• Required task
Retype exactly the line holding "Output a JSON" and each line that follows, down to the last one. Exclude pictures.

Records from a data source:
----

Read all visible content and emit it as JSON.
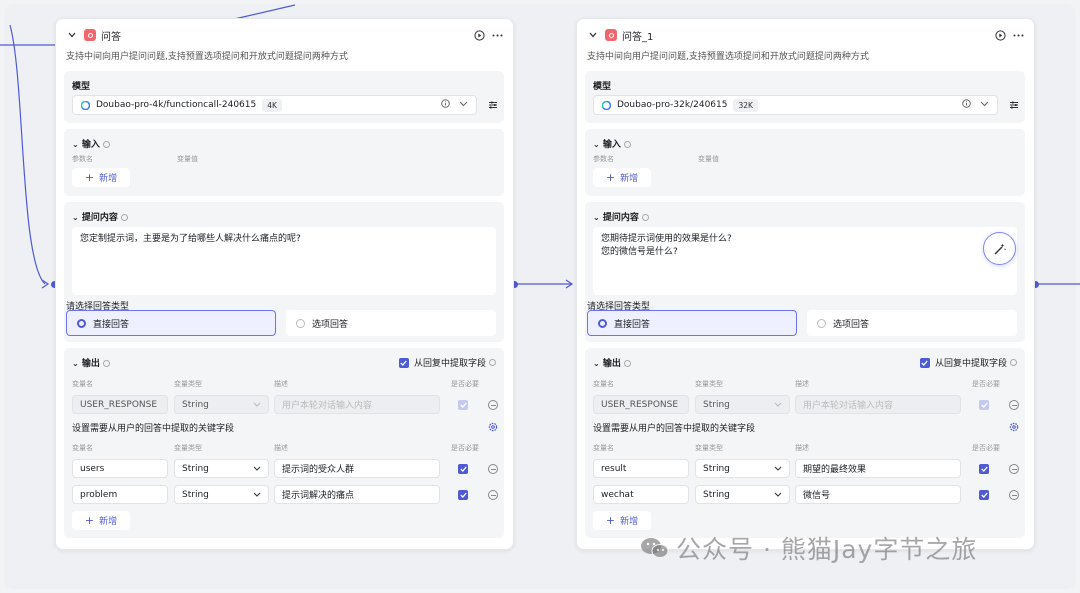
{
  "nodes": [
    {
      "title": "问答",
      "description": "支持中间向用户提问问题,支持预置选项提问和开放式问题提问两种方式",
      "model": {
        "label": "模型",
        "name": "Doubao-pro-4k/functioncall-240615",
        "badge": "4K"
      },
      "input": {
        "label": "输入",
        "col_name": "参数名",
        "col_value": "变量值",
        "add": "新增"
      },
      "ask": {
        "label": "提问内容",
        "lines": [
          "您定制提示词，主要是为了给哪些人解决什么痛点的呢?"
        ]
      },
      "answer_type": {
        "label": "请选择回答类型",
        "options": [
          "直接回答",
          "选项回答"
        ],
        "selected": 0
      },
      "output": {
        "label": "输出",
        "extract_label": "从回复中提取字段",
        "cols": [
          "变量名",
          "变量类型",
          "描述",
          "是否必要"
        ],
        "fixed_row": {
          "name": "USER_RESPONSE",
          "type": "String",
          "desc_placeholder": "用户本轮对话输入内容"
        },
        "extract_title": "设置需要从用户的回答中提取的关键字段",
        "rows": [
          {
            "name": "users",
            "type": "String",
            "desc": "提示词的受众人群"
          },
          {
            "name": "problem",
            "type": "String",
            "desc": "提示词解决的痛点"
          }
        ],
        "add": "新增"
      }
    },
    {
      "title": "问答_1",
      "description": "支持中间向用户提问问题,支持预置选项提问和开放式问题提问两种方式",
      "model": {
        "label": "模型",
        "name": "Doubao-pro-32k/240615",
        "badge": "32K"
      },
      "input": {
        "label": "输入",
        "col_name": "参数名",
        "col_value": "变量值",
        "add": "新增"
      },
      "ask": {
        "label": "提问内容",
        "lines": [
          "您期待提示词使用的效果是什么?",
          "您的微信号是什么?"
        ]
      },
      "answer_type": {
        "label": "请选择回答类型",
        "options": [
          "直接回答",
          "选项回答"
        ],
        "selected": 0
      },
      "output": {
        "label": "输出",
        "extract_label": "从回复中提取字段",
        "cols": [
          "变量名",
          "变量类型",
          "描述",
          "是否必要"
        ],
        "fixed_row": {
          "name": "USER_RESPONSE",
          "type": "String",
          "desc_placeholder": "用户本轮对话输入内容"
        },
        "extract_title": "设置需要从用户的回答中提取的关键字段",
        "rows": [
          {
            "name": "result",
            "type": "String",
            "desc": "期望的最终效果"
          },
          {
            "name": "wechat",
            "type": "String",
            "desc": "微信号"
          }
        ],
        "add": "新增"
      }
    }
  ],
  "watermark": "公众号 · 熊猫Jay字节之旅",
  "colors": {
    "accent": "#4e5bd4",
    "node_icon": "#f0686e",
    "canvas": "#eef0f4"
  }
}
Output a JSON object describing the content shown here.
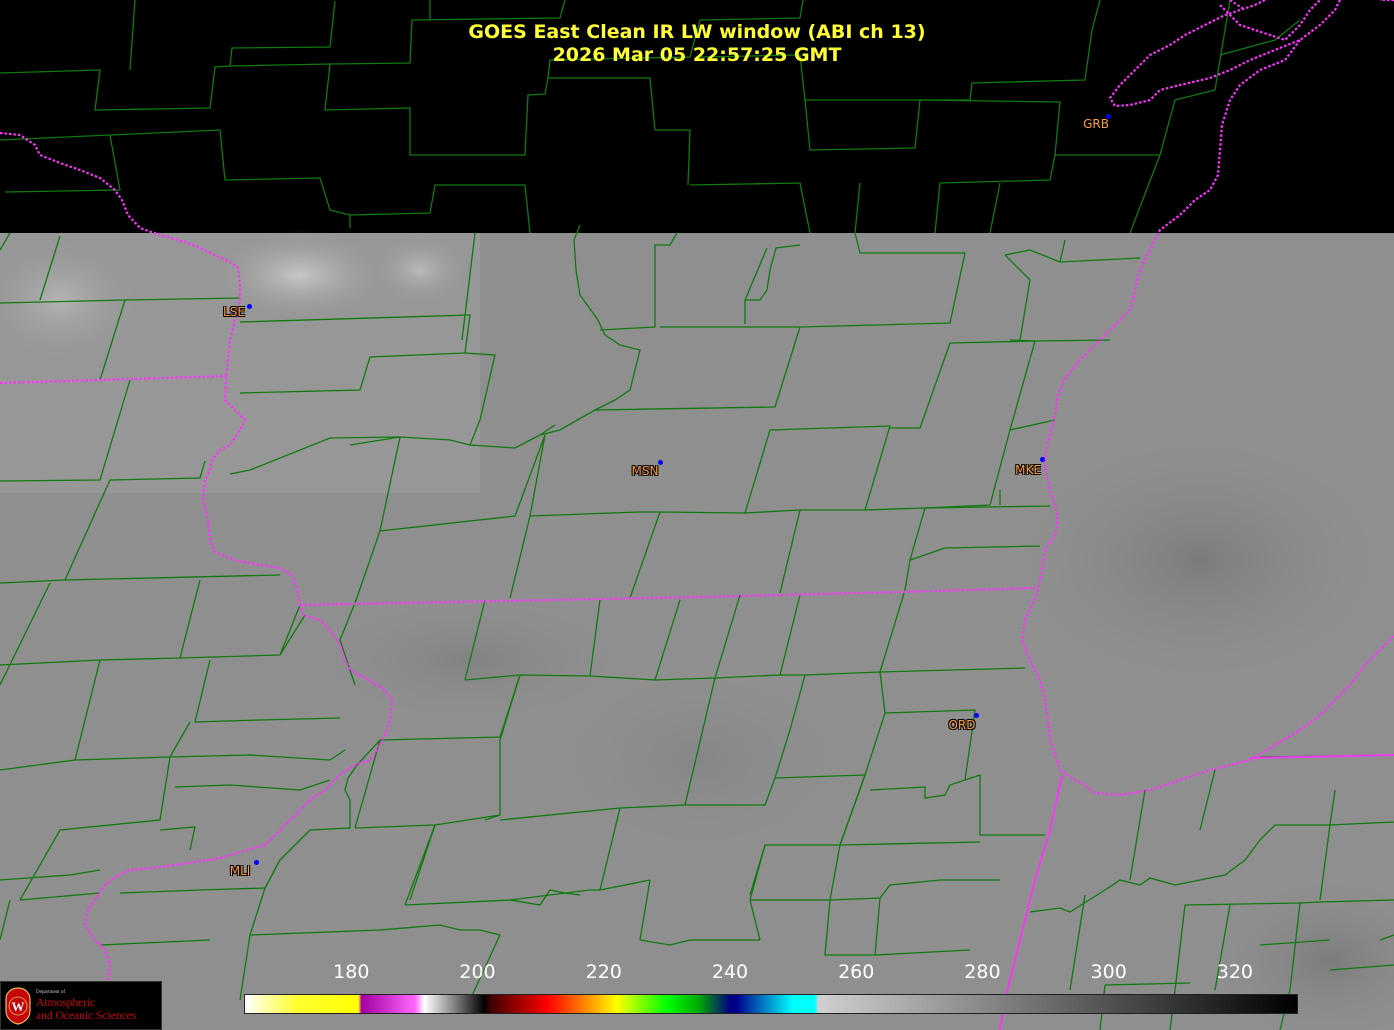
{
  "title": {
    "line1": "GOES East Clean IR LW window (ABI ch 13)",
    "line2": "2026 Mar 05  22:57:25 GMT"
  },
  "colors": {
    "background": "#000000",
    "ir_field": "#8e8e8e",
    "county_lines": "#0f7a0f",
    "state_lines": "#ff33ff",
    "title_text": "#ffff33",
    "station_label": "#ff9d3b",
    "station_dot": "#0000ff"
  },
  "stations": [
    {
      "id": "GRB"
    },
    {
      "id": "LSE"
    },
    {
      "id": "MSN"
    },
    {
      "id": "MKE"
    },
    {
      "id": "ORD"
    },
    {
      "id": "MLI"
    }
  ],
  "colorbar": {
    "unit_values": [
      "180",
      "200",
      "220",
      "240",
      "260",
      "280",
      "300",
      "320"
    ],
    "range": [
      163,
      330
    ]
  },
  "logo": {
    "dept": "Department of",
    "line1": "Atmospheric",
    "line2": "and Oceanic Sciences",
    "seal_letter": "W"
  }
}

----

• Worked solution
Output a JSON object describing the content shown here.
{
  "title": {
    "line1": "GOES East Clean IR LW window (ABI ch 13)",
    "line2": "2026 Mar 05  22:57:25 GMT"
  },
  "colors": {
    "background": "#000000",
    "ir_field": "#8e8e8e",
    "county_lines": "#0f7a0f",
    "state_lines": "#ff33ff",
    "title_text": "#ffff33",
    "station_label": "#ff9d3b",
    "station_dot": "#0000ff"
  },
  "stations": [
    {
      "id": "GRB"
    },
    {
      "id": "LSE"
    },
    {
      "id": "MSN"
    },
    {
      "id": "MKE"
    },
    {
      "id": "ORD"
    },
    {
      "id": "MLI"
    }
  ],
  "colorbar": {
    "unit_values": [
      "180",
      "200",
      "220",
      "240",
      "260",
      "280",
      "300",
      "320"
    ],
    "range": [
      163,
      330
    ]
  },
  "logo": {
    "dept": "Department of",
    "line1": "Atmospheric",
    "line2": "and Oceanic Sciences",
    "seal_letter": "W"
  }
}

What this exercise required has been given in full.